REQUIREMENTS:
Transcribe every line of the records verbatim.

THE RECORDS:
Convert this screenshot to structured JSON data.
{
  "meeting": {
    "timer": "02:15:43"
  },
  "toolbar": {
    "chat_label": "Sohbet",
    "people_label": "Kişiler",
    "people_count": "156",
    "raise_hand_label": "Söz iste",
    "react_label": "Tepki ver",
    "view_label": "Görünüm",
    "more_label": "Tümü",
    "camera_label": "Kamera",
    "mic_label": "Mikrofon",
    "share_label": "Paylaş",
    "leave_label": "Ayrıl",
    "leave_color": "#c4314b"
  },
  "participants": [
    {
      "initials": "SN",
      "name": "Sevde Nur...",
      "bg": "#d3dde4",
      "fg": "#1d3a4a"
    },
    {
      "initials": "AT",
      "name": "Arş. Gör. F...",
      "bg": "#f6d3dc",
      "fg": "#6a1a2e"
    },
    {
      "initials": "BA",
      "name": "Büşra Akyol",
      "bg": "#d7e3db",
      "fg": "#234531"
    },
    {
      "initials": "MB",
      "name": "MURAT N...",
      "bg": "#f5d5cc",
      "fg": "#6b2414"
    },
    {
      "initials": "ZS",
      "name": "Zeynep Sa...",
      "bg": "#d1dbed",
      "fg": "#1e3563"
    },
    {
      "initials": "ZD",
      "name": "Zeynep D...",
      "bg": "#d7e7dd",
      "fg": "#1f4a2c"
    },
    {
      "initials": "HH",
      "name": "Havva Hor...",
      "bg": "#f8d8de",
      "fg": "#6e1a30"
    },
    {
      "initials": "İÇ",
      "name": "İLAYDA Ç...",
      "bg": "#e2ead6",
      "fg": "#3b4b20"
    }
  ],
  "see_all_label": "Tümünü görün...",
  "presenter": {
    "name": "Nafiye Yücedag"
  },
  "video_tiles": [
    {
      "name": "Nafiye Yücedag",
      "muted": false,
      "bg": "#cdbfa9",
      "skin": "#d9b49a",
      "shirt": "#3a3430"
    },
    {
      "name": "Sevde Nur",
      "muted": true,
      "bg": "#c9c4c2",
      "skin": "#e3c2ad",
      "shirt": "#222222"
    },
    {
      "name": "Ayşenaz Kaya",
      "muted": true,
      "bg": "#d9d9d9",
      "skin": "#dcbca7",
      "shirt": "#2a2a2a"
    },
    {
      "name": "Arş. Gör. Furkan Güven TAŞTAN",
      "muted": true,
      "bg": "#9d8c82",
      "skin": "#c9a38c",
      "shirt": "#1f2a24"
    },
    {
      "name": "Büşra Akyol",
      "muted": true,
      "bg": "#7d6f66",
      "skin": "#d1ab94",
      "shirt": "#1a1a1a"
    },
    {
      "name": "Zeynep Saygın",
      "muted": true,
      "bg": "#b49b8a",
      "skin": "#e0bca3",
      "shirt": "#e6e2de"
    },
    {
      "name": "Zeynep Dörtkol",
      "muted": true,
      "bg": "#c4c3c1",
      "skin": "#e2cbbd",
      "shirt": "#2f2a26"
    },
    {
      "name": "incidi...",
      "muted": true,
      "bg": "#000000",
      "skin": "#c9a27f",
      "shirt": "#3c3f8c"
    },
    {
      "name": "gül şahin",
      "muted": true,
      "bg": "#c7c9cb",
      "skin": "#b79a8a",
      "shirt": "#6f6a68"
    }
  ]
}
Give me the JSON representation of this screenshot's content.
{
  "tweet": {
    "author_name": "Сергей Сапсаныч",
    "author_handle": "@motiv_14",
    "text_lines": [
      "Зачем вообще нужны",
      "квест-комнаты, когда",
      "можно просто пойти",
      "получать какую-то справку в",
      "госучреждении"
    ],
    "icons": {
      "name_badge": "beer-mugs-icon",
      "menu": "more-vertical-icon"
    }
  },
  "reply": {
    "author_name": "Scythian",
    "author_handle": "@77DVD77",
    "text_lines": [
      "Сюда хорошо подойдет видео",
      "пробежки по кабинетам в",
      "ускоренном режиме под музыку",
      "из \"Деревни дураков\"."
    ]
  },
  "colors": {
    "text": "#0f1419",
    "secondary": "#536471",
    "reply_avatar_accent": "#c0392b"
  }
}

COMPLETE ANSWER:
Convert this screenshot to structured JSON data.
{
  "meeting": {
    "timer": "02:15:43"
  },
  "toolbar": {
    "chat_label": "Sohbet",
    "people_label": "Kişiler",
    "people_count": "156",
    "raise_hand_label": "Söz iste",
    "react_label": "Tepki ver",
    "view_label": "Görünüm",
    "more_label": "Tümü",
    "camera_label": "Kamera",
    "mic_label": "Mikrofon",
    "share_label": "Paylaş",
    "leave_label": "Ayrıl",
    "leave_color": "#c4314b"
  },
  "participants": [
    {
      "initials": "SN",
      "name": "Sevde Nur...",
      "bg": "#d3dde4",
      "fg": "#1d3a4a"
    },
    {
      "initials": "AT",
      "name": "Arş. Gör. F...",
      "bg": "#f6d3dc",
      "fg": "#6a1a2e"
    },
    {
      "initials": "BA",
      "name": "Büşra Akyol",
      "bg": "#d7e3db",
      "fg": "#234531"
    },
    {
      "initials": "MB",
      "name": "MURAT N...",
      "bg": "#f5d5cc",
      "fg": "#6b2414"
    },
    {
      "initials": "ZS",
      "name": "Zeynep Sa...",
      "bg": "#d1dbed",
      "fg": "#1e3563"
    },
    {
      "initials": "ZD",
      "name": "Zeynep D...",
      "bg": "#d7e7dd",
      "fg": "#1f4a2c"
    },
    {
      "initials": "HH",
      "name": "Havva Hor...",
      "bg": "#f8d8de",
      "fg": "#6e1a30"
    },
    {
      "initials": "İÇ",
      "name": "İLAYDA Ç...",
      "bg": "#e2ead6",
      "fg": "#3b4b20"
    }
  ],
  "see_all_label": "Tümünü görün...",
  "presenter": {
    "name": "Nafiye Yücedag"
  },
  "video_tiles": [
    {
      "name": "Nafiye Yücedag",
      "muted": false,
      "bg": "#cdbfa9",
      "skin": "#d9b49a",
      "shirt": "#3a3430"
    },
    {
      "name": "Sevde Nur",
      "muted": true,
      "bg": "#c9c4c2",
      "skin": "#e3c2ad",
      "shirt": "#222222"
    },
    {
      "name": "Ayşenaz Kaya",
      "muted": true,
      "bg": "#d9d9d9",
      "skin": "#dcbca7",
      "shirt": "#2a2a2a"
    },
    {
      "name": "Arş. Gör. Furkan Güven TAŞTAN",
      "muted": true,
      "bg": "#9d8c82",
      "skin": "#c9a38c",
      "shirt": "#1f2a24"
    },
    {
      "name": "Büşra Akyol",
      "muted": true,
      "bg": "#7d6f66",
      "skin": "#d1ab94",
      "shirt": "#1a1a1a"
    },
    {
      "name": "Zeynep Saygın",
      "muted": true,
      "bg": "#b49b8a",
      "skin": "#e0bca3",
      "shirt": "#e6e2de"
    },
    {
      "name": "Zeynep Dörtkol",
      "muted": true,
      "bg": "#c4c3c1",
      "skin": "#e2cbbd",
      "shirt": "#2f2a26"
    },
    {
      "name": "incidi...",
      "muted": true,
      "bg": "#000000",
      "skin": "#c9a27f",
      "shirt": "#3c3f8c"
    },
    {
      "name": "gül şahin",
      "muted": true,
      "bg": "#c7c9cb",
      "skin": "#b79a8a",
      "shirt": "#6f6a68"
    }
  ]
}
Give me the JSON representation of this screenshot's content.
{
  "tweet": {
    "author_name": "Сергей Сапсаныч",
    "author_handle": "@motiv_14",
    "text_lines": [
      "Зачем вообще нужны",
      "квест-комнаты, когда",
      "можно просто пойти",
      "получать какую-то справку в",
      "госучреждении"
    ],
    "icons": {
      "name_badge": "beer-mugs-icon",
      "menu": "more-vertical-icon"
    }
  },
  "reply": {
    "author_name": "Scythian",
    "author_handle": "@77DVD77",
    "text_lines": [
      "Сюда хорошо подойдет видео",
      "пробежки по кабинетам в",
      "ускоренном режиме под музыку",
      "из \"Деревни дураков\"."
    ]
  },
  "colors": {
    "text": "#0f1419",
    "secondary": "#536471",
    "reply_avatar_accent": "#c0392b"
  }
}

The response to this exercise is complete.